» WHAT IS NEEDED:
Copy out each line below that has the word "name" in it.

» Recorded data:
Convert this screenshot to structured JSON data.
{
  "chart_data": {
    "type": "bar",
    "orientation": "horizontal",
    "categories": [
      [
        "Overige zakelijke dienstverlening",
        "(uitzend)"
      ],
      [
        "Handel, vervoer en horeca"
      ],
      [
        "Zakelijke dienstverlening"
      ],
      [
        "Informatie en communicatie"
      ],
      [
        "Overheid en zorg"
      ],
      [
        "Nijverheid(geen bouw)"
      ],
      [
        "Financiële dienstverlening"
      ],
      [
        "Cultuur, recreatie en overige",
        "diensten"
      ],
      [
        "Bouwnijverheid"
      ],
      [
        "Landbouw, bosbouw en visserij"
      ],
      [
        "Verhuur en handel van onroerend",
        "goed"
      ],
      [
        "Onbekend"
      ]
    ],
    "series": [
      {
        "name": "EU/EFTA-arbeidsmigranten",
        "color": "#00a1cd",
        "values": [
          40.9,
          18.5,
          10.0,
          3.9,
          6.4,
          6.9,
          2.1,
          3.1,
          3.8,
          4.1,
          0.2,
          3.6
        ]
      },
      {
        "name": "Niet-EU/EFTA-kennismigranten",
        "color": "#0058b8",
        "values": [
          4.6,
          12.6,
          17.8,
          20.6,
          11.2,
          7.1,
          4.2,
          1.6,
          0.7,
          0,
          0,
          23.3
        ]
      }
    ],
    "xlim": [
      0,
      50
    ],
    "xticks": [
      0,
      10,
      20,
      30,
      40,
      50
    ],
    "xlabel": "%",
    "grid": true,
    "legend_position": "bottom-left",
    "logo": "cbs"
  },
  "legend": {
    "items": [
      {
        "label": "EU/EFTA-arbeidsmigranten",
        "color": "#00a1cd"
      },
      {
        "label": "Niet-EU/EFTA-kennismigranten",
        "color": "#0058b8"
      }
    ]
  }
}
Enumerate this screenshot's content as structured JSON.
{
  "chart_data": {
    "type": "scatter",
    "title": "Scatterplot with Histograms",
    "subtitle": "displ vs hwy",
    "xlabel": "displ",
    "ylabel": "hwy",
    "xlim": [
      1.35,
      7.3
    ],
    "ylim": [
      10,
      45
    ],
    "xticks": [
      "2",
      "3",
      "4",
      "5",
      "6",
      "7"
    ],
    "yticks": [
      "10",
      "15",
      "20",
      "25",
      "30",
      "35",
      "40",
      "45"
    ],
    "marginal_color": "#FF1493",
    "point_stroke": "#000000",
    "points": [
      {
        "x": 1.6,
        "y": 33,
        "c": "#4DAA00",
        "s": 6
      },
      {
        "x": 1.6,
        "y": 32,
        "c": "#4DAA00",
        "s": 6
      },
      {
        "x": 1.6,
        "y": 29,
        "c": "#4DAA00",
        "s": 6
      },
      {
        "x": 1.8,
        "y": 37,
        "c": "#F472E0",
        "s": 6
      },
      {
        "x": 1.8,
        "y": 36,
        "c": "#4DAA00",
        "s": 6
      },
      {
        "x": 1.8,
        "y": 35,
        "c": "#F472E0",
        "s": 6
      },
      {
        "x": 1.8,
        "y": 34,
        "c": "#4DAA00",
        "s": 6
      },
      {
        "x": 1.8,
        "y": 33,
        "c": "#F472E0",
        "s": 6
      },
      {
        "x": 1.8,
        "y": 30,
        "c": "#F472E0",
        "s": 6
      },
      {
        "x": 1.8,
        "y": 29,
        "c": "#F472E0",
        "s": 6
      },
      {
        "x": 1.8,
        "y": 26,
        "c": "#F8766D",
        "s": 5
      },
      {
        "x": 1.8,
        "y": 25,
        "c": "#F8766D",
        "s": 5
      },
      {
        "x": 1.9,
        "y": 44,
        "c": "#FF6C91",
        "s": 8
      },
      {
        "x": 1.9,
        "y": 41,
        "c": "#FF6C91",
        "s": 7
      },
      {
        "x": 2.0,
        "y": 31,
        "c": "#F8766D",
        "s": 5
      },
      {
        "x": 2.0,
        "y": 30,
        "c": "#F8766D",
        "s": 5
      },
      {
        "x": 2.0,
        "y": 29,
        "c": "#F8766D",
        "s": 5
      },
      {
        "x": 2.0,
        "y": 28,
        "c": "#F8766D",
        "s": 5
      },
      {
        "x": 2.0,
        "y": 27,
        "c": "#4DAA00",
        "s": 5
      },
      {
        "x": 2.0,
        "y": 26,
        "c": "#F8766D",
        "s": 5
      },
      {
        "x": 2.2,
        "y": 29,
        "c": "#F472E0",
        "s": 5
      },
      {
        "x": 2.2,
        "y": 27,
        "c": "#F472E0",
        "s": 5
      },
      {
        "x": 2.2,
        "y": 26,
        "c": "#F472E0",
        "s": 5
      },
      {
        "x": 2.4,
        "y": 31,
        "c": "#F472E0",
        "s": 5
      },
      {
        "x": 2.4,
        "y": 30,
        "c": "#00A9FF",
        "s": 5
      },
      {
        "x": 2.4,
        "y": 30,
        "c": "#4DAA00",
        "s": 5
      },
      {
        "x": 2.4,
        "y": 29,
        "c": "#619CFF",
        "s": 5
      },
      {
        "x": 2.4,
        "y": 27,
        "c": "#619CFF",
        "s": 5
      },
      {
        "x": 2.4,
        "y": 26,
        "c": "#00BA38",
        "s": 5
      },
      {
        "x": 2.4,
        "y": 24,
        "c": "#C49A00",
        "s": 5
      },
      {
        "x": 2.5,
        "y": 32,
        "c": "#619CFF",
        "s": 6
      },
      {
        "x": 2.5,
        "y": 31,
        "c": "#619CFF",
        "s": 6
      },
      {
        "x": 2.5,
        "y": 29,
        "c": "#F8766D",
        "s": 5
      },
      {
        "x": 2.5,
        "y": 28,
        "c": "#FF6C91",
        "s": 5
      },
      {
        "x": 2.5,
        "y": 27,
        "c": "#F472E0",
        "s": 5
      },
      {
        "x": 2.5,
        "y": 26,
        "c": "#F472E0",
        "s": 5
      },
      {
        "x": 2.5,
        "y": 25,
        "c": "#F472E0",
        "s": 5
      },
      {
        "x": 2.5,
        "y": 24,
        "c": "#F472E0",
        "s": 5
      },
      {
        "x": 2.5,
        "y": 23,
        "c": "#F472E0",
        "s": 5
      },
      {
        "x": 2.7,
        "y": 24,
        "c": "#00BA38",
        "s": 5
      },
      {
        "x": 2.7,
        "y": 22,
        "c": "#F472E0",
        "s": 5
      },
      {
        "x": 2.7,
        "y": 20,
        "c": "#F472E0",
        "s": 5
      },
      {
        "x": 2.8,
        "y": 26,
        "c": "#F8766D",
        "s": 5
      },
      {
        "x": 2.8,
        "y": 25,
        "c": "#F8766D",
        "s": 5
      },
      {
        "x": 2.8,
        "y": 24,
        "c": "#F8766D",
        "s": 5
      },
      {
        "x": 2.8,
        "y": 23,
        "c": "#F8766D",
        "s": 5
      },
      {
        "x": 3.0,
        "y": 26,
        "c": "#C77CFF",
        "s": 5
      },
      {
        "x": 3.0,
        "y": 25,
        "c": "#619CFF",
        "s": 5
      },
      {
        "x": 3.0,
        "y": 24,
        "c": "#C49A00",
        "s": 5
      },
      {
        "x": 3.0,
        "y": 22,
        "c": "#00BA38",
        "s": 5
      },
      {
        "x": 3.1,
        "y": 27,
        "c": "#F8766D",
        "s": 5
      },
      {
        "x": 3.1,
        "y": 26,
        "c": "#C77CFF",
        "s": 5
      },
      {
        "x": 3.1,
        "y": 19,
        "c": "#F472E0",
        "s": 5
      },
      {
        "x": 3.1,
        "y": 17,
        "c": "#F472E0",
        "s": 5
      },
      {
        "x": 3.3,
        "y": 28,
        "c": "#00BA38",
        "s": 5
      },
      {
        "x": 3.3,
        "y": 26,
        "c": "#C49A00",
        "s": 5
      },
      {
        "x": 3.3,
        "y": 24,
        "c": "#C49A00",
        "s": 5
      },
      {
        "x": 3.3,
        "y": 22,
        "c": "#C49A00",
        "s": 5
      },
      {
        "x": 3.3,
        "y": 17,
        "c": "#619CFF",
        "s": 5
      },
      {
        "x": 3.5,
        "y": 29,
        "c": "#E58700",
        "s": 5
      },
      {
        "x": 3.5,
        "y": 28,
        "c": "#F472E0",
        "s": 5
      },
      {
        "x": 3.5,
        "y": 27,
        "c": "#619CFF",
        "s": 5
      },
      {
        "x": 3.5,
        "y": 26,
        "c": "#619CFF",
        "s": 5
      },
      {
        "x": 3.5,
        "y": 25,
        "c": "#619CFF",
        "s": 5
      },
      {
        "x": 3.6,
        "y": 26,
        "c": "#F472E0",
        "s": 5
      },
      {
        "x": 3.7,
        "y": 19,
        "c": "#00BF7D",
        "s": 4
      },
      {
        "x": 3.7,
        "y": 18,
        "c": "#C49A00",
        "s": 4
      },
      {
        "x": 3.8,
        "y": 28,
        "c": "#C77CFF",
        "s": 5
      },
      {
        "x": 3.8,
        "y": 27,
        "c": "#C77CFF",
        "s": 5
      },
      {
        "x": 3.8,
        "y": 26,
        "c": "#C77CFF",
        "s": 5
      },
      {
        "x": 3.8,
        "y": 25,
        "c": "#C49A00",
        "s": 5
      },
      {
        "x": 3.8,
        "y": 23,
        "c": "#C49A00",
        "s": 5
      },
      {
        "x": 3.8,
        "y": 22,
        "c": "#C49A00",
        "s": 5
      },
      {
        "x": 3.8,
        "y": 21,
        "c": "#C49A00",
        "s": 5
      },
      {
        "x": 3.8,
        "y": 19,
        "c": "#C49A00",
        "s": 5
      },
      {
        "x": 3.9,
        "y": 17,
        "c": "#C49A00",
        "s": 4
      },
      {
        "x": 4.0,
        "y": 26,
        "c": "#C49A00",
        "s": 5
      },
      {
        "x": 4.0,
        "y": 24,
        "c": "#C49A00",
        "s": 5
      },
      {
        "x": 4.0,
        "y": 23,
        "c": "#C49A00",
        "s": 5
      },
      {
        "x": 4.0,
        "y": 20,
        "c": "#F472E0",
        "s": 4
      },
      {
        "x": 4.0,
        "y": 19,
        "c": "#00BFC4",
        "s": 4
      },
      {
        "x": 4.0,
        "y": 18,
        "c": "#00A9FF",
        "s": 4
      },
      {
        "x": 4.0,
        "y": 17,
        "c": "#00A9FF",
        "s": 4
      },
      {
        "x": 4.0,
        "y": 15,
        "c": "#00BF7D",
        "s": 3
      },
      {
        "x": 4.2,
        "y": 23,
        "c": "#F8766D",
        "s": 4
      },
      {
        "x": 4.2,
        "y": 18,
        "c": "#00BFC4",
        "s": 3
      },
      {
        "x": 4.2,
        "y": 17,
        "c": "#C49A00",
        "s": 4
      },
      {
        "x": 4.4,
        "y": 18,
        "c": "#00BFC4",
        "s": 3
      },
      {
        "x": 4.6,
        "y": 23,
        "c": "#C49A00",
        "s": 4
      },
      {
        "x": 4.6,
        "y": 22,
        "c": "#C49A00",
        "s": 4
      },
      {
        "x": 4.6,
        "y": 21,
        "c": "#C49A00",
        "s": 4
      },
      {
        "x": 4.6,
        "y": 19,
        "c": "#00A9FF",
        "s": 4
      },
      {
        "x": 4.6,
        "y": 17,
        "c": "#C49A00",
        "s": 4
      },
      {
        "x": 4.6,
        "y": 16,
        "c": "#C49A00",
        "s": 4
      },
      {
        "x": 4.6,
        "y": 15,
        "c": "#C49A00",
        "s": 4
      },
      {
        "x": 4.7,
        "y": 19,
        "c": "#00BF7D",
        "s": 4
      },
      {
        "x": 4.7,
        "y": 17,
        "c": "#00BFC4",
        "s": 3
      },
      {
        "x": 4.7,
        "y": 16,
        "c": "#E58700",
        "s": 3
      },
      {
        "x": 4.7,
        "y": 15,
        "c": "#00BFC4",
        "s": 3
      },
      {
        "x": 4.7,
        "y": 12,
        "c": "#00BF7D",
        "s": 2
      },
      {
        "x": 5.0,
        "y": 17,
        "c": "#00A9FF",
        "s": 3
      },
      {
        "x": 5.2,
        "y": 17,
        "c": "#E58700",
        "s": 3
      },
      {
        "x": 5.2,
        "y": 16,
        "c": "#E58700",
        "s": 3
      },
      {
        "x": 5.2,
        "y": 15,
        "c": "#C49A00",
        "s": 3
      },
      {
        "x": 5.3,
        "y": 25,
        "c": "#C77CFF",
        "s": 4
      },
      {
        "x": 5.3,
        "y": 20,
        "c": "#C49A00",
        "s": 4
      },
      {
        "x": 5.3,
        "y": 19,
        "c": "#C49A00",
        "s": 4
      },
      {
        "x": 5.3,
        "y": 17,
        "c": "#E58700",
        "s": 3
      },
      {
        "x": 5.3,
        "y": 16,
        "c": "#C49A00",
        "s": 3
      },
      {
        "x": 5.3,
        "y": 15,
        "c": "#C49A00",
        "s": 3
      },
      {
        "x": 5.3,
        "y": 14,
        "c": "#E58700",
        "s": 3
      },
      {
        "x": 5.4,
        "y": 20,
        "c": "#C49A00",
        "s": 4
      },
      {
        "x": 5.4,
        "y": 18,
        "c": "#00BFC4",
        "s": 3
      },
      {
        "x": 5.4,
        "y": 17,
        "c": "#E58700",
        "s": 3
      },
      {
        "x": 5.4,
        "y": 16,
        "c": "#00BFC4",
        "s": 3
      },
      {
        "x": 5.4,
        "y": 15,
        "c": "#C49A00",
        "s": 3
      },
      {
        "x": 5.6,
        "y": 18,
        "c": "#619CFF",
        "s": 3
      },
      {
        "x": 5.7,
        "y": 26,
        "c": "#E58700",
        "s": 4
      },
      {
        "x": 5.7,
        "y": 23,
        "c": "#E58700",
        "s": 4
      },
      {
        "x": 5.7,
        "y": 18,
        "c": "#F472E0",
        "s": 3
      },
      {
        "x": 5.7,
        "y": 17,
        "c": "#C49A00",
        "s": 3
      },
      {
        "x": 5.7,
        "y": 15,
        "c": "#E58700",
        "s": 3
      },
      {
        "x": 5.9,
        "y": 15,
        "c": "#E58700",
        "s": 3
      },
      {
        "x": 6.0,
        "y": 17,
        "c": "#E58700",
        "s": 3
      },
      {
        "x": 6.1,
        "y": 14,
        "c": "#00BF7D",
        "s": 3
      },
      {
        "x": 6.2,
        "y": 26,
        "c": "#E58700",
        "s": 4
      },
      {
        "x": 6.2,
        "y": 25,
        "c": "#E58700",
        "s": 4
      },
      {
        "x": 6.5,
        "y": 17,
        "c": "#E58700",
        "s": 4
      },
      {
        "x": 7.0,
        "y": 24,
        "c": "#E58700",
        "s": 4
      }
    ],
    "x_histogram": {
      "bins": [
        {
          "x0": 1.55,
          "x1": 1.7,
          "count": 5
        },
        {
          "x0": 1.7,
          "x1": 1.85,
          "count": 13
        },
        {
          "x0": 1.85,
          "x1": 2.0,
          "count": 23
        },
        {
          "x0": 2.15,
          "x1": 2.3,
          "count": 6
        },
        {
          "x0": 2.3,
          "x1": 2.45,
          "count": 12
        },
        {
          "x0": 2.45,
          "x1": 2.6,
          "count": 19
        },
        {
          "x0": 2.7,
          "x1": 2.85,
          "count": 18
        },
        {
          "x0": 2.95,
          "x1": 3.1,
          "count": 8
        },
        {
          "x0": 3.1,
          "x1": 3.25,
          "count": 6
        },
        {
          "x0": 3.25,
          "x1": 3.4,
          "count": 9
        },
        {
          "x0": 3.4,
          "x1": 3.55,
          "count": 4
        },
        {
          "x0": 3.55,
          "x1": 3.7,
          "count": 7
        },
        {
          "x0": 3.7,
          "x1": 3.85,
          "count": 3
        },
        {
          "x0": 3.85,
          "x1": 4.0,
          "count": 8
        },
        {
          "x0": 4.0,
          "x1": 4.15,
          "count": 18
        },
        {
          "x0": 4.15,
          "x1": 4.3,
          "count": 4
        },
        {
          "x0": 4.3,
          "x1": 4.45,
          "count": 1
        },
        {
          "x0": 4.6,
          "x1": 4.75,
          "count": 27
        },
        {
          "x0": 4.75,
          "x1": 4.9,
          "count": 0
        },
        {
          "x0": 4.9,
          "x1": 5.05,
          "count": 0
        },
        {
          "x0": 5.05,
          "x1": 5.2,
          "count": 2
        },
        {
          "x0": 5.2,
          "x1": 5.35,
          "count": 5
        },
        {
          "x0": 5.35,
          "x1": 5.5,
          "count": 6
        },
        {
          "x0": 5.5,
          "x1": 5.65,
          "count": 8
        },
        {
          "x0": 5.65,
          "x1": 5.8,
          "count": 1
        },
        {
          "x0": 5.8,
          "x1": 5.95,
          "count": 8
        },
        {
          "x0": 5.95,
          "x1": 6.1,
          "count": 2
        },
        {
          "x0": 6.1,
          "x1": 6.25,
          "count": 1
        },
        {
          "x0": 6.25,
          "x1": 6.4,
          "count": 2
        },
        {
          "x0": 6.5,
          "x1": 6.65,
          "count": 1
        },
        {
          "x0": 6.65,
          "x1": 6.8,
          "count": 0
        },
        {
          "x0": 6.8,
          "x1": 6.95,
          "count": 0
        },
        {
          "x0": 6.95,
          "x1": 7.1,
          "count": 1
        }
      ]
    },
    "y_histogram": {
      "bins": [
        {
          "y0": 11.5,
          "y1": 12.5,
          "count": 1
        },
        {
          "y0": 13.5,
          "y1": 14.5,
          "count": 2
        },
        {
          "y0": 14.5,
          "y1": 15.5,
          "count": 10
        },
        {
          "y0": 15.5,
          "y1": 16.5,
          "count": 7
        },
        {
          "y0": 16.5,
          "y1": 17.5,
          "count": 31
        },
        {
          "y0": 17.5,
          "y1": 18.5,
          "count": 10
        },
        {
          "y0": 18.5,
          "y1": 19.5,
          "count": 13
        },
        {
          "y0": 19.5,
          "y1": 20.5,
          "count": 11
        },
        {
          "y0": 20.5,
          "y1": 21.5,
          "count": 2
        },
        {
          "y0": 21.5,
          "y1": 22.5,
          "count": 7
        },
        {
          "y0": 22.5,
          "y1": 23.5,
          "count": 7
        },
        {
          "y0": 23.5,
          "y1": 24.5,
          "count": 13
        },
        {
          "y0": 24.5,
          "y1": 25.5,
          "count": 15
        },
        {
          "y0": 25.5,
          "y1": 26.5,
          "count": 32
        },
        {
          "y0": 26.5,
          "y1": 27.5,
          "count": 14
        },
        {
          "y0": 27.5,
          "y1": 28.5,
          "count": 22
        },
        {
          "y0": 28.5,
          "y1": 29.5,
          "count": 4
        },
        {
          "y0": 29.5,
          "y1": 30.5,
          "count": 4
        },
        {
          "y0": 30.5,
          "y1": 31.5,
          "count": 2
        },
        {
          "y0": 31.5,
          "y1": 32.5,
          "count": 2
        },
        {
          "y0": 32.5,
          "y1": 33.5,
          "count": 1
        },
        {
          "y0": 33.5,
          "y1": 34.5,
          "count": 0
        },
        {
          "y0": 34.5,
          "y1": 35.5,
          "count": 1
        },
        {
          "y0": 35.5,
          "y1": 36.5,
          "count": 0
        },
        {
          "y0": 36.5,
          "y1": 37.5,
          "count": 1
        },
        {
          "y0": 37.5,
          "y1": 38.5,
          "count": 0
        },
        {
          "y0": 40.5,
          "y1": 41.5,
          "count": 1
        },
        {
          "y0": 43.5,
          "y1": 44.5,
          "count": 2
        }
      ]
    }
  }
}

» RESULT:
        "name": "EU/EFTA-arbeidsmigranten",
        "name": "Niet-EU/EFTA-kennismigranten",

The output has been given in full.